A run of records:

------------------------------

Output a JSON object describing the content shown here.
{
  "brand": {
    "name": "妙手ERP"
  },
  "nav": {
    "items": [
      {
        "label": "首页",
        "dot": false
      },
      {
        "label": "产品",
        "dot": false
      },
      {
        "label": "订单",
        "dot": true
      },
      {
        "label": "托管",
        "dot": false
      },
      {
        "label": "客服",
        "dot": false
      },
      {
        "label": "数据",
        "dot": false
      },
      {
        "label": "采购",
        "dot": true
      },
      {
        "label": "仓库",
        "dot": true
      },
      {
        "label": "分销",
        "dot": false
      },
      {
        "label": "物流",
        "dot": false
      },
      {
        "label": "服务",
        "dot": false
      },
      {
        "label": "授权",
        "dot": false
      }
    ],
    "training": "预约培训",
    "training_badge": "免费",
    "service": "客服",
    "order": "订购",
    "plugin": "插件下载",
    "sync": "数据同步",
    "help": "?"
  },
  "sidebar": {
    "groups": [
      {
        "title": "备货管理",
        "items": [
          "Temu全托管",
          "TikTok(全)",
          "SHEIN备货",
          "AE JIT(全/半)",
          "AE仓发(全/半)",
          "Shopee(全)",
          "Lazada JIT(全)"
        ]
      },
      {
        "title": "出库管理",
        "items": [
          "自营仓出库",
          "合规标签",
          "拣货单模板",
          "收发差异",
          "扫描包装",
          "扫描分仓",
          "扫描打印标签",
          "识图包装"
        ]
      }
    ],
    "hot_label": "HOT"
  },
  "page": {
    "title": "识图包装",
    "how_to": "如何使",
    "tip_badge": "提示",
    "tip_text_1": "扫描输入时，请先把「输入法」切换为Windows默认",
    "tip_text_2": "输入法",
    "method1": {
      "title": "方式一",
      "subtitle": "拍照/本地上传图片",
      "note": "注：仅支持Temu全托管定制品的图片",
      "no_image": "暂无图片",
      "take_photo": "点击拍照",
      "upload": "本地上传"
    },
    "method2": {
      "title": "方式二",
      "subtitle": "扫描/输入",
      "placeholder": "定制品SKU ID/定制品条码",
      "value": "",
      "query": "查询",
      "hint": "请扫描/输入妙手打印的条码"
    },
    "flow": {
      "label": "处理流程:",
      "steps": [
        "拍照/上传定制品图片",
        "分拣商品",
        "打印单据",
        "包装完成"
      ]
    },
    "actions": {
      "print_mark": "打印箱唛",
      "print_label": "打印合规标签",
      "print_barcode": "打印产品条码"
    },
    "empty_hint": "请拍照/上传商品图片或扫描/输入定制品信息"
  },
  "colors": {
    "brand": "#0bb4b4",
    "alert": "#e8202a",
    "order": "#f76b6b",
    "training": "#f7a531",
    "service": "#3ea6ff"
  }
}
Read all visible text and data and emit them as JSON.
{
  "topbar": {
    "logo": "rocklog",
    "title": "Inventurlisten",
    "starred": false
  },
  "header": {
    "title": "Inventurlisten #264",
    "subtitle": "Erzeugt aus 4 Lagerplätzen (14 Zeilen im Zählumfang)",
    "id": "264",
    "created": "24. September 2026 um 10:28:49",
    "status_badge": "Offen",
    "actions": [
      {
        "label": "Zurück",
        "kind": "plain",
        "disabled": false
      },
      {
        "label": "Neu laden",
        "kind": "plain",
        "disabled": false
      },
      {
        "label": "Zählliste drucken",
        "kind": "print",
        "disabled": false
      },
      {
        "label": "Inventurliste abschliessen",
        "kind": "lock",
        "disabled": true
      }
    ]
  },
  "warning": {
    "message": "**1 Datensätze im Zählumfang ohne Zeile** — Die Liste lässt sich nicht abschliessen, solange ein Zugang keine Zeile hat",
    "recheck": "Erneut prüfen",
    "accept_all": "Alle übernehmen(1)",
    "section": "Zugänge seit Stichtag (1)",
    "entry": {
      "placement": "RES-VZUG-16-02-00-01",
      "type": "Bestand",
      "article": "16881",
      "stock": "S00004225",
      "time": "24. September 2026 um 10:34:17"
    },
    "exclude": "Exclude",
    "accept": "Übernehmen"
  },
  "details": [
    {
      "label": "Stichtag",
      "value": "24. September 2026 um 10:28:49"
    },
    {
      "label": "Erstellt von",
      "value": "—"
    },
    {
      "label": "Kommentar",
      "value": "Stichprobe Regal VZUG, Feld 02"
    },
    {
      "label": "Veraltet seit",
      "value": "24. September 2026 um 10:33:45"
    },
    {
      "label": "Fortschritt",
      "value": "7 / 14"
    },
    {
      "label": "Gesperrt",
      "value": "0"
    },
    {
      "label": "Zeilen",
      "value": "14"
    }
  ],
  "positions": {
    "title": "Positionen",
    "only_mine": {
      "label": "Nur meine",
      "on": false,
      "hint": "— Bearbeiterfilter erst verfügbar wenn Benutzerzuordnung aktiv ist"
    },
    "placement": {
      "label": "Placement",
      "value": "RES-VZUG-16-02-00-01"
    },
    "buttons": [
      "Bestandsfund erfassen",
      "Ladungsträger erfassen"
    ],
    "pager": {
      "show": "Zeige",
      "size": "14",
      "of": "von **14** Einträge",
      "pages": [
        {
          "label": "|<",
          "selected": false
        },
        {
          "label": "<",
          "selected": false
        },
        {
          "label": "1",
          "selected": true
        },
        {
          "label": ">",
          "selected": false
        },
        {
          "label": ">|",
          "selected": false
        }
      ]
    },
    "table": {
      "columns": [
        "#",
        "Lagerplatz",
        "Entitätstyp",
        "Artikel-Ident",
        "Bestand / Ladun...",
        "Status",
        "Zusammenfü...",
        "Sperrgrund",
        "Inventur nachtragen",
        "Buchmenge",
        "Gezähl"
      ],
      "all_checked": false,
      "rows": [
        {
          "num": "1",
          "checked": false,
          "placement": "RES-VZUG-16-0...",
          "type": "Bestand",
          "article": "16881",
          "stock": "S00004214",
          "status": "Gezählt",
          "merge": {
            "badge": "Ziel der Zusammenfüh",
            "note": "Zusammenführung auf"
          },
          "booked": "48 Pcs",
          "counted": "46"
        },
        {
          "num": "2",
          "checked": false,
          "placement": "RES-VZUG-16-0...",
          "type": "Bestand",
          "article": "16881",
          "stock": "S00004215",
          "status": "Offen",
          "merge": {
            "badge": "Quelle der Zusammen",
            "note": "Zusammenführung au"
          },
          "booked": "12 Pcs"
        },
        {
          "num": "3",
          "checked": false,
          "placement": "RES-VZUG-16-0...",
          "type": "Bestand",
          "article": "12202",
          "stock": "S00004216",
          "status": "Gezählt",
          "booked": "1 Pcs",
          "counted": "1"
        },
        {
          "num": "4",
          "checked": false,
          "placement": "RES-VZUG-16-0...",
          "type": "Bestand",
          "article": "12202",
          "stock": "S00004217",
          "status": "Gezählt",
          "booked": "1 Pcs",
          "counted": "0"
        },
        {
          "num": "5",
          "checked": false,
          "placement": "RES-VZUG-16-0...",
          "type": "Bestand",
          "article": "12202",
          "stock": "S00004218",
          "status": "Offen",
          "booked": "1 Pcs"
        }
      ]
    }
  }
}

------------------------------

Task statement: Identify the lines in the entries above that contain "Zusammenführung", then copy them out.

Solution for this task:
            "note": "Zusammenführung auf"
            "note": "Zusammenführung au"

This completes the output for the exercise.